### Challenge
Write out all of the records again, replacing "bbox" with "bounding box" and keeping everything else the same. Leave the pictures out.

Spatial annotation entries:

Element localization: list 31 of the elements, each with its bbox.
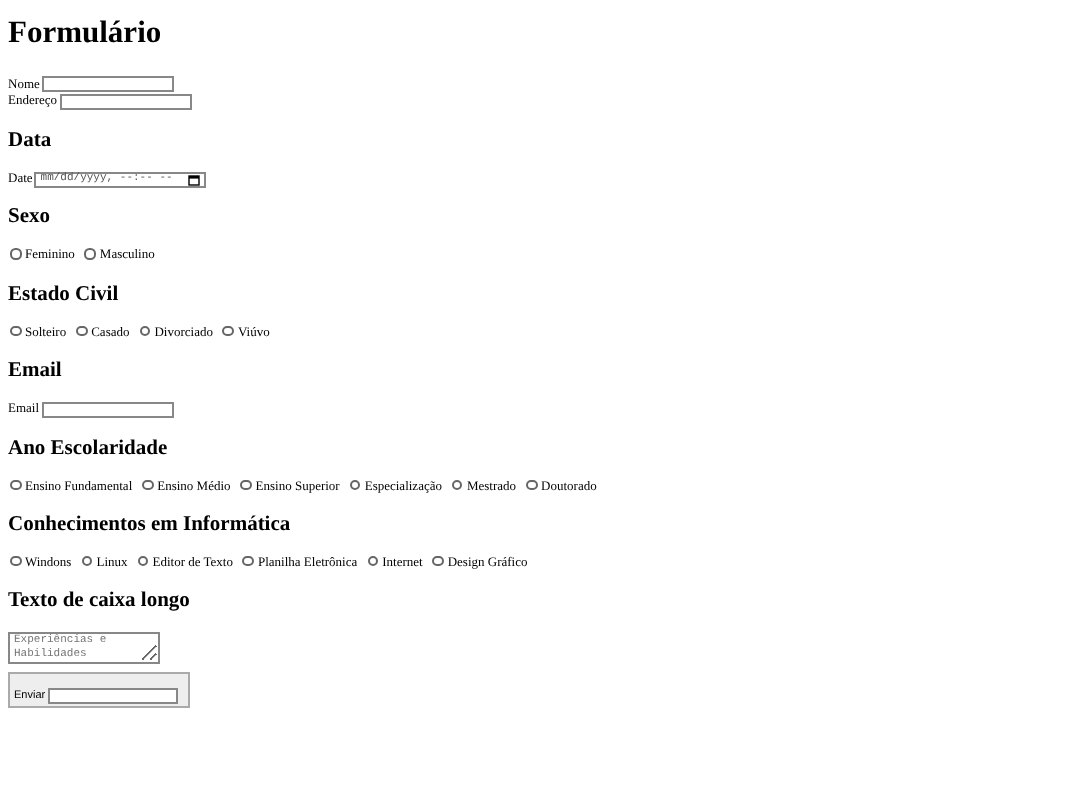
radio-button[interactable] (367, 555, 379, 567)
input-field[interactable] (47, 688, 178, 705)
radio-button[interactable] (137, 555, 149, 567)
radio-button[interactable] (240, 479, 252, 491)
section-heading: Ano Escolaridade (8, 435, 170, 462)
radio-button[interactable] (10, 555, 21, 567)
radio-button[interactable] (81, 555, 93, 567)
section-heading: Email (8, 357, 64, 384)
input-field[interactable] (59, 93, 192, 110)
radio-button[interactable] (10, 479, 21, 491)
radio-button[interactable] (526, 479, 538, 491)
section-heading: Data (8, 127, 54, 154)
radio-button[interactable] (451, 479, 463, 491)
radio-button[interactable] (242, 555, 254, 567)
input-field[interactable] (41, 76, 174, 93)
section-heading: Texto de caixa longo (8, 588, 192, 615)
radio-button[interactable] (142, 479, 154, 491)
section-heading: Sexo (8, 204, 52, 231)
radio-button[interactable] (349, 479, 361, 491)
calendar-icon[interactable] (188, 173, 201, 186)
radio-button[interactable] (139, 325, 151, 337)
radio-button[interactable] (432, 555, 444, 567)
section-heading: Estado Civil (8, 281, 121, 308)
radio-button[interactable] (222, 325, 234, 337)
form-title: Formulário (8, 14, 164, 53)
radio-button[interactable] (76, 325, 88, 337)
email-field[interactable] (41, 401, 174, 418)
radio-button[interactable] (10, 325, 21, 337)
radio-button[interactable] (84, 248, 96, 260)
radio-button[interactable] (10, 248, 21, 260)
section-heading: Conhecimentos em Informática (8, 511, 293, 538)
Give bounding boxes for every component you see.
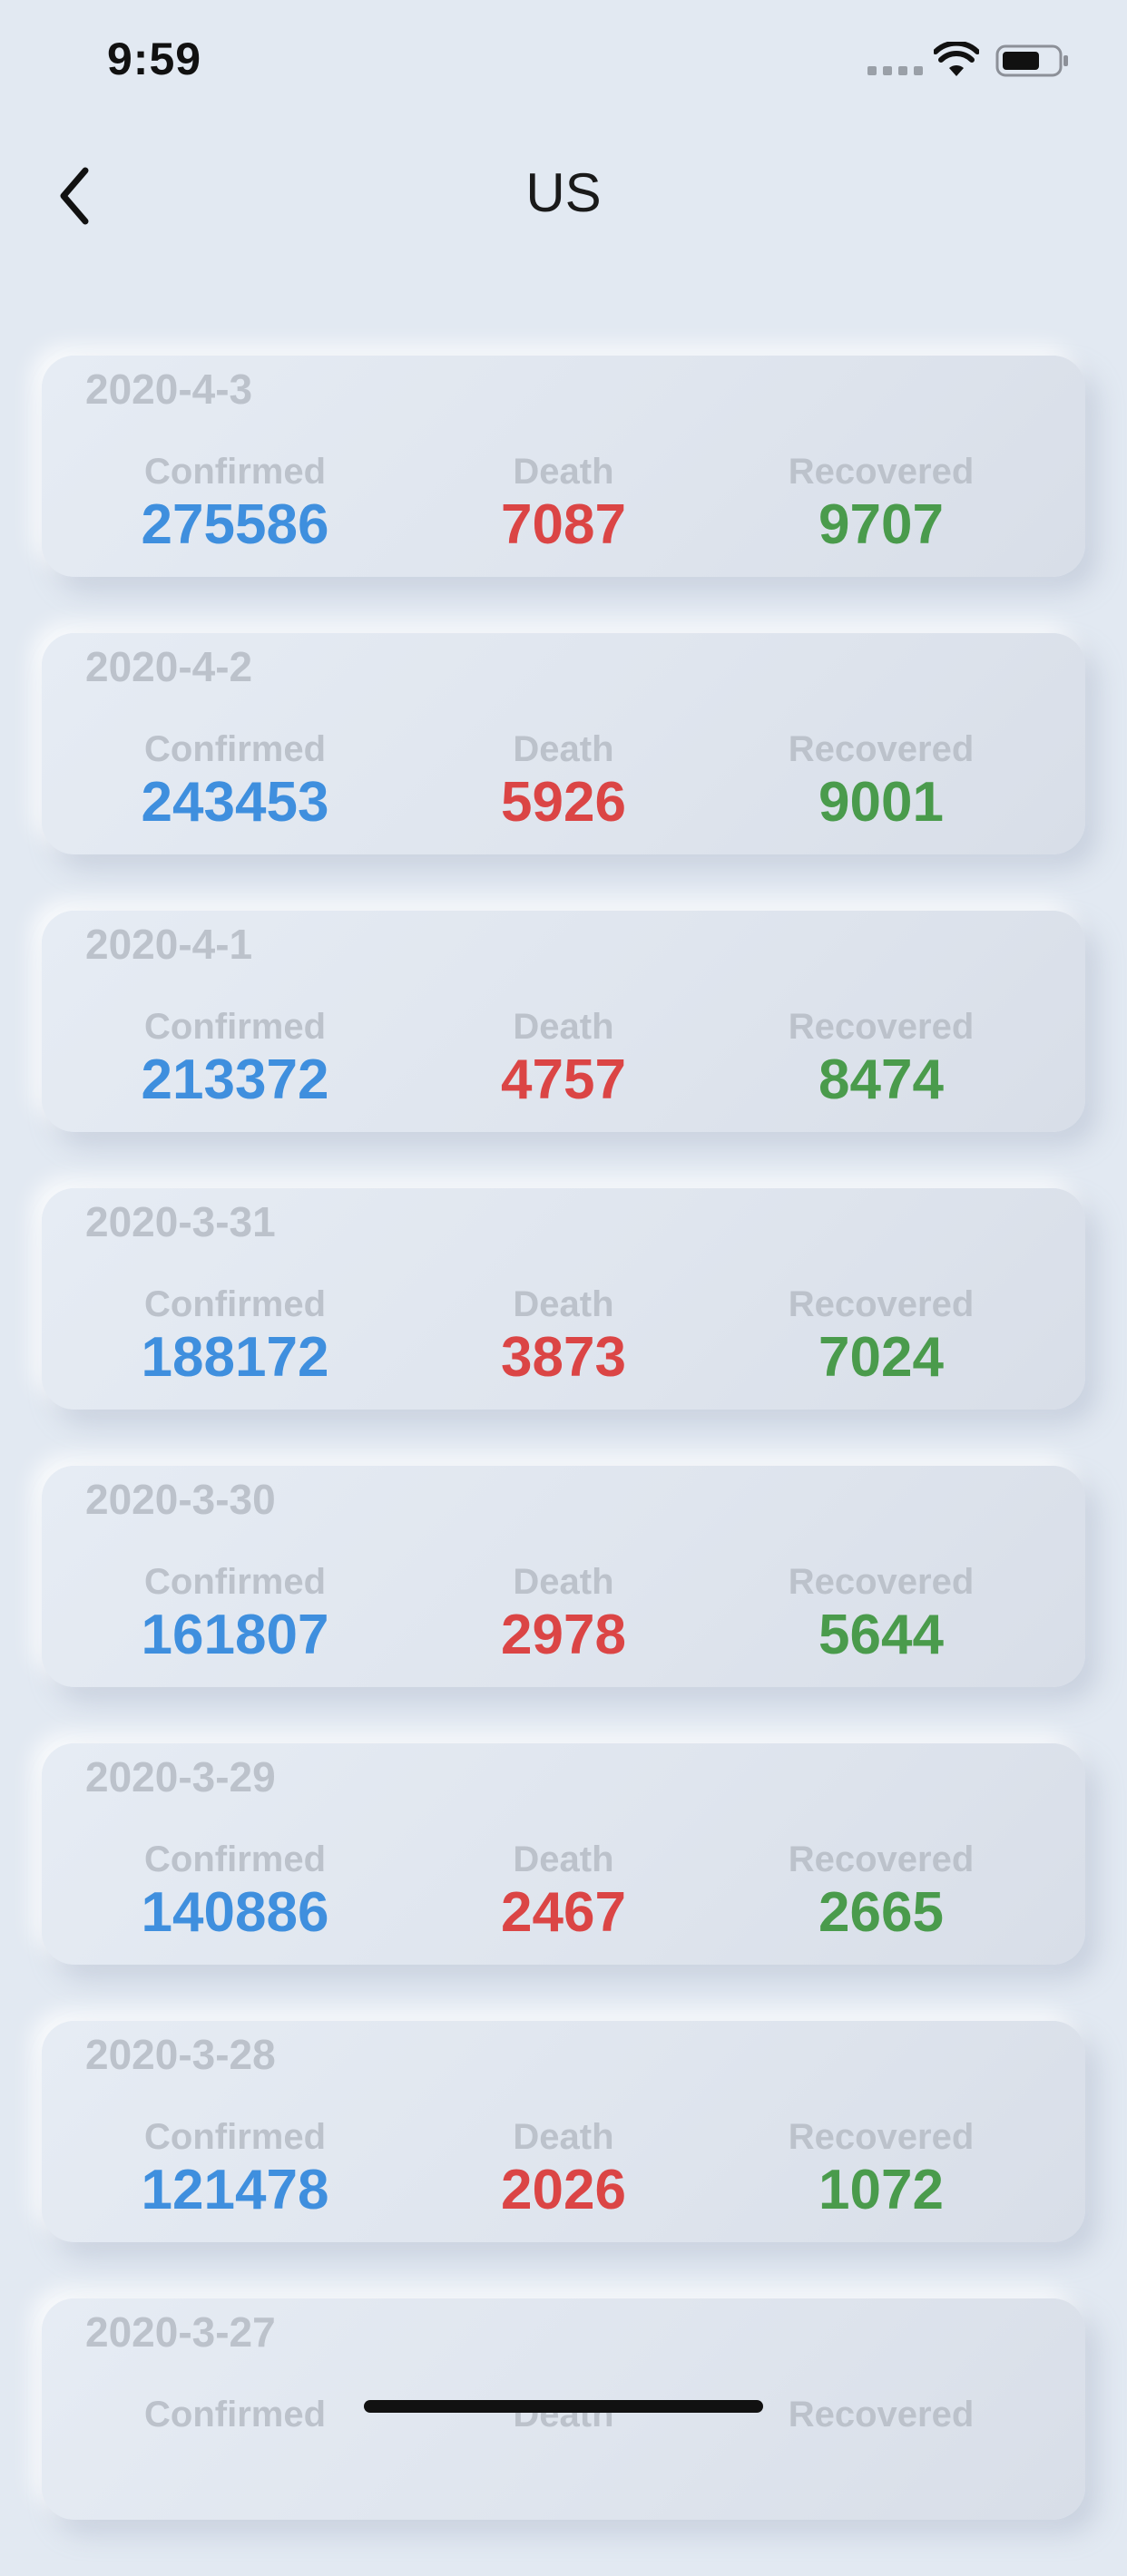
death-value: 2467 [501, 1881, 626, 1944]
death-label: Death [513, 452, 614, 492]
recovered-stat: Recovered 1072 [718, 2119, 1044, 2222]
card-date: 2020-3-29 [85, 1753, 276, 1800]
status-time: 9:59 [107, 34, 202, 84]
recovered-label: Recovered [788, 729, 975, 769]
confirmed-label: Confirmed [144, 1562, 326, 1602]
recovered-stat: Recovered [718, 2396, 1044, 2436]
cellular-signal-icon [867, 66, 923, 75]
death-value: 7087 [501, 493, 626, 556]
recovered-label: Recovered [788, 1007, 975, 1047]
death-stat: Death 2467 [400, 1841, 727, 1945]
card-date: 2020-4-2 [85, 643, 253, 690]
card-date: 2020-3-28 [85, 2031, 276, 2078]
recovered-value: 7024 [818, 1326, 944, 1389]
recovered-value: 5644 [818, 1604, 944, 1666]
status-bar: 9:59 [0, 0, 1127, 120]
daily-stats-card[interactable]: 2020-4-1 Confirmed 213372 Death 4757 Rec… [42, 911, 1085, 1132]
death-value: 2978 [501, 1604, 626, 1666]
daily-stats-card[interactable]: 2020-4-3 Confirmed 275586 Death 7087 Rec… [42, 356, 1085, 577]
confirmed-stat: Confirmed 213372 [72, 1009, 398, 1112]
death-stat: Death 5926 [400, 731, 727, 834]
recovered-label: Recovered [788, 452, 975, 492]
confirmed-value: 275586 [141, 493, 329, 556]
confirmed-value: 243453 [141, 771, 329, 834]
recovered-value: 9707 [818, 493, 944, 556]
death-value: 5926 [501, 771, 626, 834]
page-title: US [525, 162, 602, 223]
recovered-stat: Recovered 2665 [718, 1841, 1044, 1945]
wifi-icon [934, 42, 979, 76]
card-date: 2020-3-31 [85, 1198, 276, 1245]
recovered-stat: Recovered 9001 [718, 731, 1044, 834]
death-value: 3873 [501, 1326, 626, 1389]
confirmed-stat: Confirmed [72, 2396, 398, 2436]
recovered-value: 1072 [818, 2159, 944, 2221]
confirmed-label: Confirmed [144, 1839, 326, 1879]
confirmed-stat: Confirmed 275586 [72, 454, 398, 557]
recovered-stat: Recovered 9707 [718, 454, 1044, 557]
confirmed-stat: Confirmed 121478 [72, 2119, 398, 2222]
death-label: Death [513, 2117, 614, 2157]
recovered-value: 8474 [818, 1049, 944, 1111]
confirmed-stat: Confirmed 161807 [72, 1564, 398, 1667]
daily-stats-card[interactable]: 2020-3-28 Confirmed 121478 Death 2026 Re… [42, 2021, 1085, 2242]
confirmed-value: 161807 [141, 1604, 329, 1666]
recovered-stat: Recovered 7024 [718, 1286, 1044, 1390]
confirmed-label: Confirmed [144, 2117, 326, 2157]
death-label: Death [513, 1839, 614, 1879]
confirmed-value: 121478 [141, 2159, 329, 2221]
death-stat: Death 2026 [400, 2119, 727, 2222]
confirmed-label: Confirmed [144, 1284, 326, 1324]
recovered-value: 2665 [818, 1881, 944, 1944]
daily-stats-card[interactable]: 2020-3-29 Confirmed 140886 Death 2467 Re… [42, 1743, 1085, 1965]
confirmed-label: Confirmed [144, 2395, 326, 2435]
recovered-label: Recovered [788, 2395, 975, 2435]
daily-stats-card[interactable]: 2020-4-2 Confirmed 243453 Death 5926 Rec… [42, 633, 1085, 854]
death-value: 4757 [501, 1049, 626, 1111]
daily-stats-list: 2020-4-3 Confirmed 275586 Death 7087 Rec… [0, 356, 1127, 2576]
confirmed-label: Confirmed [144, 1007, 326, 1047]
death-label: Death [513, 1284, 614, 1324]
death-label: Death [513, 1007, 614, 1047]
confirmed-value: 213372 [141, 1049, 329, 1111]
death-label: Death [513, 1562, 614, 1602]
navigation-bar: US [0, 136, 1127, 254]
card-date: 2020-4-3 [85, 366, 253, 413]
death-label: Death [513, 729, 614, 769]
card-date: 2020-3-30 [85, 1476, 276, 1523]
death-stat: Death 7087 [400, 454, 727, 557]
daily-stats-card[interactable]: 2020-3-30 Confirmed 161807 Death 2978 Re… [42, 1466, 1085, 1687]
recovered-stat: Recovered 8474 [718, 1009, 1044, 1112]
battery-icon [995, 44, 1068, 77]
card-date: 2020-4-1 [85, 921, 253, 968]
recovered-value: 9001 [818, 771, 944, 834]
recovered-label: Recovered [788, 1839, 975, 1879]
death-stat: Death 3873 [400, 1286, 727, 1390]
recovered-label: Recovered [788, 2117, 975, 2157]
confirmed-value: 188172 [141, 1326, 329, 1389]
recovered-stat: Recovered 5644 [718, 1564, 1044, 1667]
confirmed-label: Confirmed [144, 729, 326, 769]
card-date: 2020-3-27 [85, 2308, 276, 2356]
recovered-label: Recovered [788, 1284, 975, 1324]
confirmed-value: 140886 [141, 1881, 329, 1944]
death-stat: Death 2978 [400, 1564, 727, 1667]
confirmed-stat: Confirmed 188172 [72, 1286, 398, 1390]
daily-stats-card[interactable]: 2020-3-31 Confirmed 188172 Death 3873 Re… [42, 1188, 1085, 1410]
confirmed-stat: Confirmed 140886 [72, 1841, 398, 1945]
death-stat: Death 4757 [400, 1009, 727, 1112]
confirmed-label: Confirmed [144, 452, 326, 492]
confirmed-stat: Confirmed 243453 [72, 731, 398, 834]
recovered-label: Recovered [788, 1562, 975, 1602]
home-indicator[interactable] [364, 2400, 763, 2413]
death-value: 2026 [501, 2159, 626, 2221]
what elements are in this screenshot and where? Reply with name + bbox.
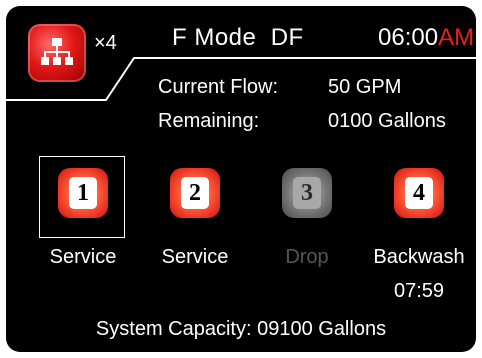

### Solution
Element localization: list 31 of the elements, each with its bounding box.
radio-button[interactable] (367, 555, 379, 567)
input-field[interactable] (47, 688, 178, 705)
radio-button[interactable] (137, 555, 149, 567)
radio-button[interactable] (240, 479, 252, 491)
section-heading: Ano Escolaridade (8, 435, 170, 462)
radio-button[interactable] (10, 555, 21, 567)
radio-button[interactable] (81, 555, 93, 567)
section-heading: Email (8, 357, 64, 384)
input-field[interactable] (59, 93, 192, 110)
radio-button[interactable] (10, 479, 21, 491)
radio-button[interactable] (526, 479, 538, 491)
section-heading: Data (8, 127, 54, 154)
radio-button[interactable] (451, 479, 463, 491)
radio-button[interactable] (242, 555, 254, 567)
input-field[interactable] (41, 76, 174, 93)
section-heading: Texto de caixa longo (8, 588, 192, 615)
radio-button[interactable] (142, 479, 154, 491)
section-heading: Sexo (8, 204, 52, 231)
radio-button[interactable] (349, 479, 361, 491)
calendar-icon[interactable] (188, 173, 201, 186)
radio-button[interactable] (139, 325, 151, 337)
radio-button[interactable] (432, 555, 444, 567)
section-heading: Estado Civil (8, 281, 121, 308)
radio-button[interactable] (222, 325, 234, 337)
form-title: Formulário (8, 14, 164, 53)
radio-button[interactable] (76, 325, 88, 337)
email-field[interactable] (41, 401, 174, 418)
radio-button[interactable] (10, 325, 21, 337)
radio-button[interactable] (84, 248, 96, 260)
radio-button[interactable] (10, 248, 21, 260)
section-heading: Conhecimentos em Informática (8, 511, 293, 538)
Give bounding boxes for every component you see.
death-value: 2467 [501, 1881, 626, 1944]
death-label: Death [513, 452, 614, 492]
recovered-stat: Recovered 1072 [718, 2119, 1044, 2222]
card-date: 2020-3-29 [85, 1753, 276, 1800]
status-time: 9:59 [107, 34, 202, 84]
recovered-label: Recovered [788, 729, 975, 769]
confirmed-label: Confirmed [144, 1562, 326, 1602]
recovered-stat: Recovered [718, 2396, 1044, 2436]
cellular-signal-icon [867, 66, 923, 75]
death-value: 7087 [501, 493, 626, 556]
recovered-label: Recovered [788, 1007, 975, 1047]
death-stat: Death 2467 [400, 1841, 727, 1945]
card-date: 2020-4-2 [85, 643, 253, 690]
card-date: 2020-3-28 [85, 2031, 276, 2078]
recovered-value: 7024 [818, 1326, 944, 1389]
recovered-value: 5644 [818, 1604, 944, 1666]
status-bar: 9:59 [0, 0, 1127, 120]
daily-stats-card[interactable]: 2020-4-1 Confirmed 213372 Death 4757 Rec… [42, 911, 1085, 1132]
death-value: 2978 [501, 1604, 626, 1666]
daily-stats-card[interactable]: 2020-4-3 Confirmed 275586 Death 7087 Rec… [42, 356, 1085, 577]
confirmed-stat: Confirmed 213372 [72, 1009, 398, 1112]
death-stat: Death 5926 [400, 731, 727, 834]
recovered-label: Recovered [788, 452, 975, 492]
confirmed-value: 275586 [141, 493, 329, 556]
confirmed-value: 243453 [141, 771, 329, 834]
recovered-value: 9707 [818, 493, 944, 556]
death-value: 5926 [501, 771, 626, 834]
page-title: US [525, 162, 602, 223]
recovered-stat: Recovered 2665 [718, 1841, 1044, 1945]
wifi-icon [934, 42, 979, 76]
card-date: 2020-3-31 [85, 1198, 276, 1245]
recovered-stat: Recovered 9001 [718, 731, 1044, 834]
death-value: 3873 [501, 1326, 626, 1389]
confirmed-stat: Confirmed [72, 2396, 398, 2436]
recovered-value: 1072 [818, 2159, 944, 2221]
confirmed-label: Confirmed [144, 1839, 326, 1879]
confirmed-stat: Confirmed 275586 [72, 454, 398, 557]
recovered-stat: Recovered 9707 [718, 454, 1044, 557]
confirmed-stat: Confirmed 121478 [72, 2119, 398, 2222]
death-label: Death [513, 2117, 614, 2157]
recovered-value: 8474 [818, 1049, 944, 1111]
confirmed-stat: Confirmed 161807 [72, 1564, 398, 1667]
daily-stats-card[interactable]: 2020-3-28 Confirmed 121478 Death 2026 Re… [42, 2021, 1085, 2242]
confirmed-value: 161807 [141, 1604, 329, 1666]
recovered-stat: Recovered 7024 [718, 1286, 1044, 1390]
confirmed-label: Confirmed [144, 2117, 326, 2157]
death-label: Death [513, 1839, 614, 1879]
confirmed-value: 121478 [141, 2159, 329, 2221]
death-stat: Death 2026 [400, 2119, 727, 2222]
confirmed-label: Confirmed [144, 1284, 326, 1324]
recovered-value: 2665 [818, 1881, 944, 1944]
daily-stats-card[interactable]: 2020-3-29 Confirmed 140886 Death 2467 Re… [42, 1743, 1085, 1965]
confirmed-label: Confirmed [144, 2395, 326, 2435]
recovered-label: Recovered [788, 2395, 975, 2435]
daily-stats-card[interactable]: 2020-4-2 Confirmed 243453 Death 5926 Rec… [42, 633, 1085, 854]
death-value: 4757 [501, 1049, 626, 1111]
daily-stats-list: 2020-4-3 Confirmed 275586 Death 7087 Rec… [0, 356, 1127, 2576]
confirmed-label: Confirmed [144, 1007, 326, 1047]
death-label: Death [513, 1284, 614, 1324]
death-label: Death [513, 1007, 614, 1047]
confirmed-value: 213372 [141, 1049, 329, 1111]
death-label: Death [513, 1562, 614, 1602]
navigation-bar: US [0, 136, 1127, 254]
card-date: 2020-4-3 [85, 366, 253, 413]
death-label: Death [513, 729, 614, 769]
card-date: 2020-3-30 [85, 1476, 276, 1523]
death-stat: Death 7087 [400, 454, 727, 557]
daily-stats-card[interactable]: 2020-3-30 Confirmed 161807 Death 2978 Re… [42, 1466, 1085, 1687]
recovered-stat: Recovered 8474 [718, 1009, 1044, 1112]
battery-icon [995, 44, 1068, 77]
card-date: 2020-4-1 [85, 921, 253, 968]
recovered-value: 9001 [818, 771, 944, 834]
recovered-label: Recovered [788, 1839, 975, 1879]
death-stat: Death 3873 [400, 1286, 727, 1390]
recovered-label: Recovered [788, 2117, 975, 2157]
confirmed-value: 188172 [141, 1326, 329, 1389]
recovered-stat: Recovered 5644 [718, 1564, 1044, 1667]
confirmed-label: Confirmed [144, 729, 326, 769]
card-date: 2020-3-27 [85, 2308, 276, 2356]
recovered-label: Recovered [788, 1284, 975, 1324]
confirmed-value: 140886 [141, 1881, 329, 1944]
death-stat: Death 2978 [400, 1564, 727, 1667]
confirmed-stat: Confirmed 188172 [72, 1286, 398, 1390]
daily-stats-card[interactable]: 2020-3-31 Confirmed 188172 Death 3873 Re… [42, 1188, 1085, 1410]
confirmed-stat: Confirmed 140886 [72, 1841, 398, 1945]
death-stat: Death 4757 [400, 1009, 727, 1112]
confirmed-label: Confirmed [144, 452, 326, 492]
confirmed-stat: Confirmed 243453 [72, 731, 398, 834]
recovered-label: Recovered [788, 1562, 975, 1602]
home-indicator[interactable] [364, 2400, 763, 2413]
death-value: 2026 [501, 2159, 626, 2221]
what elements are in this screenshot and where? Reply with name + bounding box.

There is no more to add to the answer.